**LISTING**
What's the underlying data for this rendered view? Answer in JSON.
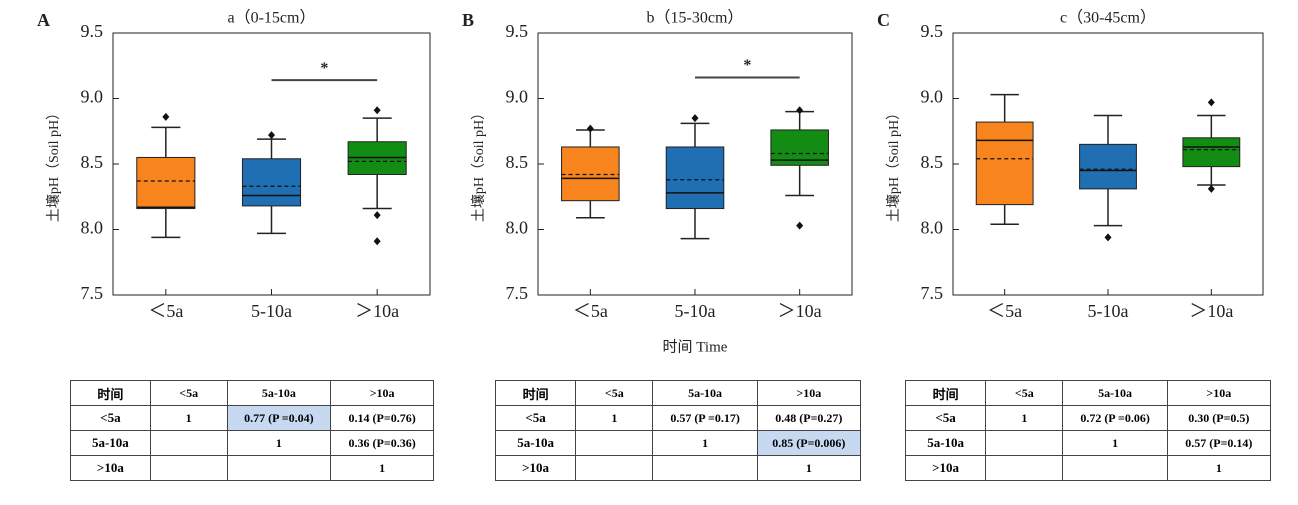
{
  "chart_data": [
    {
      "type": "box",
      "panel": "A",
      "title": "a（0-15cm）",
      "ylabel": "土壤pH（Soil pH）",
      "categories": [
        "＜5a",
        "5-10a",
        "＞10a"
      ],
      "colors": [
        "#f7841c",
        "#1f6fb2",
        "#138c13"
      ],
      "ylim": [
        7.5,
        9.5
      ],
      "yticks": [
        7.5,
        {
          "value": 8.0,
          "label": "8.0"
        },
        8.5,
        {
          "value": 9.0,
          "label": "9.0"
        },
        9.5
      ],
      "boxes": [
        {
          "min": 7.94,
          "q1": 8.16,
          "median": 8.17,
          "mean": 8.37,
          "q3": 8.55,
          "max": 8.78,
          "outliers": [
            8.86
          ]
        },
        {
          "min": 7.97,
          "q1": 8.18,
          "median": 8.26,
          "mean": 8.33,
          "q3": 8.54,
          "max": 8.69,
          "outliers": [
            8.72
          ]
        },
        {
          "min": 8.16,
          "q1": 8.42,
          "median": 8.55,
          "mean": 8.52,
          "q3": 8.67,
          "max": 8.85,
          "outliers": [
            8.91,
            8.11,
            7.91
          ]
        }
      ],
      "significance": {
        "from": 1,
        "to": 2,
        "y": 9.14,
        "label": "*"
      }
    },
    {
      "type": "box",
      "panel": "B",
      "title": "b（15-30cm）",
      "ylabel": "土壤pH（Soil pH）",
      "xlabel": "时间 Time",
      "categories": [
        "＜5a",
        "5-10a",
        "＞10a"
      ],
      "colors": [
        "#f7841c",
        "#1f6fb2",
        "#138c13"
      ],
      "ylim": [
        7.5,
        9.5
      ],
      "yticks": [
        7.5,
        {
          "value": 8.0,
          "label": "8.0"
        },
        8.5,
        {
          "value": 9.0,
          "label": "9.0"
        },
        9.5
      ],
      "boxes": [
        {
          "min": 8.09,
          "q1": 8.22,
          "median": 8.39,
          "mean": 8.42,
          "q3": 8.63,
          "max": 8.76,
          "outliers": [
            8.77
          ]
        },
        {
          "min": 7.93,
          "q1": 8.16,
          "median": 8.28,
          "mean": 8.38,
          "q3": 8.63,
          "max": 8.81,
          "outliers": [
            8.85
          ]
        },
        {
          "min": 8.26,
          "q1": 8.49,
          "median": 8.53,
          "mean": 8.58,
          "q3": 8.76,
          "max": 8.9,
          "outliers": [
            8.91,
            8.03
          ]
        }
      ],
      "significance": {
        "from": 1,
        "to": 2,
        "y": 9.16,
        "label": "*"
      }
    },
    {
      "type": "box",
      "panel": "C",
      "title": "c（30-45cm）",
      "ylabel": "土壤pH（Soil pH）",
      "categories": [
        "＜5a",
        "5-10a",
        "＞10a"
      ],
      "colors": [
        "#f7841c",
        "#1f6fb2",
        "#138c13"
      ],
      "ylim": [
        7.5,
        9.5
      ],
      "yticks": [
        7.5,
        {
          "value": 8.0,
          "label": "8.0"
        },
        8.5,
        {
          "value": 9.0,
          "label": "9.0"
        },
        9.5
      ],
      "boxes": [
        {
          "min": 8.04,
          "q1": 8.19,
          "median": 8.68,
          "mean": 8.54,
          "q3": 8.82,
          "max": 9.03,
          "outliers": []
        },
        {
          "min": 8.03,
          "q1": 8.31,
          "median": 8.45,
          "mean": 8.46,
          "q3": 8.65,
          "max": 8.87,
          "outliers": [
            7.94
          ]
        },
        {
          "min": 8.34,
          "q1": 8.48,
          "median": 8.63,
          "mean": 8.61,
          "q3": 8.7,
          "max": 8.87,
          "outliers": [
            8.97,
            8.31
          ]
        }
      ]
    }
  ],
  "tables": [
    {
      "header": [
        "时间",
        "<5a",
        "5a-10a",
        ">10a"
      ],
      "rows": [
        [
          "<5a",
          "1",
          "0.77 (P =0.04)",
          "0.14 (P=0.76)"
        ],
        [
          "5a-10a",
          null,
          "1",
          "0.36 (P=0.36)"
        ],
        [
          ">10a",
          null,
          null,
          "1"
        ]
      ],
      "highlighted": [
        [
          0,
          2
        ]
      ]
    },
    {
      "header": [
        "时间",
        "<5a",
        "5a-10a",
        ">10a"
      ],
      "rows": [
        [
          "<5a",
          "1",
          "0.57 (P =0.17)",
          "0.48 (P=0.27)"
        ],
        [
          "5a-10a",
          null,
          "1",
          "0.85 (P=0.006)"
        ],
        [
          ">10a",
          null,
          null,
          "1"
        ]
      ],
      "highlighted": [
        [
          1,
          3
        ]
      ]
    },
    {
      "header": [
        "时间",
        "<5a",
        "5a-10a",
        ">10a"
      ],
      "rows": [
        [
          "<5a",
          "1",
          "0.72 (P =0.06)",
          "0.30 (P=0.5)"
        ],
        [
          "5a-10a",
          null,
          "1",
          "0.57 (P=0.14)"
        ],
        [
          ">10a",
          null,
          null,
          "1"
        ]
      ],
      "highlighted": []
    }
  ]
}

**EXERCISE DIRECTIONS**
Pictures are not part of the copy; reproduce everything else in the records exactly.

**OUTPUT FOR THIS TASK**
What's the underlying data for this rendered view? Answer in JSON.
{
  "chart_data": [
    {
      "type": "box",
      "panel": "A",
      "title": "a（0-15cm）",
      "ylabel": "土壤pH（Soil pH）",
      "categories": [
        "＜5a",
        "5-10a",
        "＞10a"
      ],
      "colors": [
        "#f7841c",
        "#1f6fb2",
        "#138c13"
      ],
      "ylim": [
        7.5,
        9.5
      ],
      "yticks": [
        7.5,
        {
          "value": 8.0,
          "label": "8.0"
        },
        8.5,
        {
          "value": 9.0,
          "label": "9.0"
        },
        9.5
      ],
      "boxes": [
        {
          "min": 7.94,
          "q1": 8.16,
          "median": 8.17,
          "mean": 8.37,
          "q3": 8.55,
          "max": 8.78,
          "outliers": [
            8.86
          ]
        },
        {
          "min": 7.97,
          "q1": 8.18,
          "median": 8.26,
          "mean": 8.33,
          "q3": 8.54,
          "max": 8.69,
          "outliers": [
            8.72
          ]
        },
        {
          "min": 8.16,
          "q1": 8.42,
          "median": 8.55,
          "mean": 8.52,
          "q3": 8.67,
          "max": 8.85,
          "outliers": [
            8.91,
            8.11,
            7.91
          ]
        }
      ],
      "significance": {
        "from": 1,
        "to": 2,
        "y": 9.14,
        "label": "*"
      }
    },
    {
      "type": "box",
      "panel": "B",
      "title": "b（15-30cm）",
      "ylabel": "土壤pH（Soil pH）",
      "xlabel": "时间 Time",
      "categories": [
        "＜5a",
        "5-10a",
        "＞10a"
      ],
      "colors": [
        "#f7841c",
        "#1f6fb2",
        "#138c13"
      ],
      "ylim": [
        7.5,
        9.5
      ],
      "yticks": [
        7.5,
        {
          "value": 8.0,
          "label": "8.0"
        },
        8.5,
        {
          "value": 9.0,
          "label": "9.0"
        },
        9.5
      ],
      "boxes": [
        {
          "min": 8.09,
          "q1": 8.22,
          "median": 8.39,
          "mean": 8.42,
          "q3": 8.63,
          "max": 8.76,
          "outliers": [
            8.77
          ]
        },
        {
          "min": 7.93,
          "q1": 8.16,
          "median": 8.28,
          "mean": 8.38,
          "q3": 8.63,
          "max": 8.81,
          "outliers": [
            8.85
          ]
        },
        {
          "min": 8.26,
          "q1": 8.49,
          "median": 8.53,
          "mean": 8.58,
          "q3": 8.76,
          "max": 8.9,
          "outliers": [
            8.91,
            8.03
          ]
        }
      ],
      "significance": {
        "from": 1,
        "to": 2,
        "y": 9.16,
        "label": "*"
      }
    },
    {
      "type": "box",
      "panel": "C",
      "title": "c（30-45cm）",
      "ylabel": "土壤pH（Soil pH）",
      "categories": [
        "＜5a",
        "5-10a",
        "＞10a"
      ],
      "colors": [
        "#f7841c",
        "#1f6fb2",
        "#138c13"
      ],
      "ylim": [
        7.5,
        9.5
      ],
      "yticks": [
        7.5,
        {
          "value": 8.0,
          "label": "8.0"
        },
        8.5,
        {
          "value": 9.0,
          "label": "9.0"
        },
        9.5
      ],
      "boxes": [
        {
          "min": 8.04,
          "q1": 8.19,
          "median": 8.68,
          "mean": 8.54,
          "q3": 8.82,
          "max": 9.03,
          "outliers": []
        },
        {
          "min": 8.03,
          "q1": 8.31,
          "median": 8.45,
          "mean": 8.46,
          "q3": 8.65,
          "max": 8.87,
          "outliers": [
            7.94
          ]
        },
        {
          "min": 8.34,
          "q1": 8.48,
          "median": 8.63,
          "mean": 8.61,
          "q3": 8.7,
          "max": 8.87,
          "outliers": [
            8.97,
            8.31
          ]
        }
      ]
    }
  ],
  "tables": [
    {
      "header": [
        "时间",
        "<5a",
        "5a-10a",
        ">10a"
      ],
      "rows": [
        [
          "<5a",
          "1",
          "0.77 (P =0.04)",
          "0.14 (P=0.76)"
        ],
        [
          "5a-10a",
          null,
          "1",
          "0.36 (P=0.36)"
        ],
        [
          ">10a",
          null,
          null,
          "1"
        ]
      ],
      "highlighted": [
        [
          0,
          2
        ]
      ]
    },
    {
      "header": [
        "时间",
        "<5a",
        "5a-10a",
        ">10a"
      ],
      "rows": [
        [
          "<5a",
          "1",
          "0.57 (P =0.17)",
          "0.48 (P=0.27)"
        ],
        [
          "5a-10a",
          null,
          "1",
          "0.85 (P=0.006)"
        ],
        [
          ">10a",
          null,
          null,
          "1"
        ]
      ],
      "highlighted": [
        [
          1,
          3
        ]
      ]
    },
    {
      "header": [
        "时间",
        "<5a",
        "5a-10a",
        ">10a"
      ],
      "rows": [
        [
          "<5a",
          "1",
          "0.72 (P =0.06)",
          "0.30 (P=0.5)"
        ],
        [
          "5a-10a",
          null,
          "1",
          "0.57 (P=0.14)"
        ],
        [
          ">10a",
          null,
          null,
          "1"
        ]
      ],
      "highlighted": []
    }
  ]
}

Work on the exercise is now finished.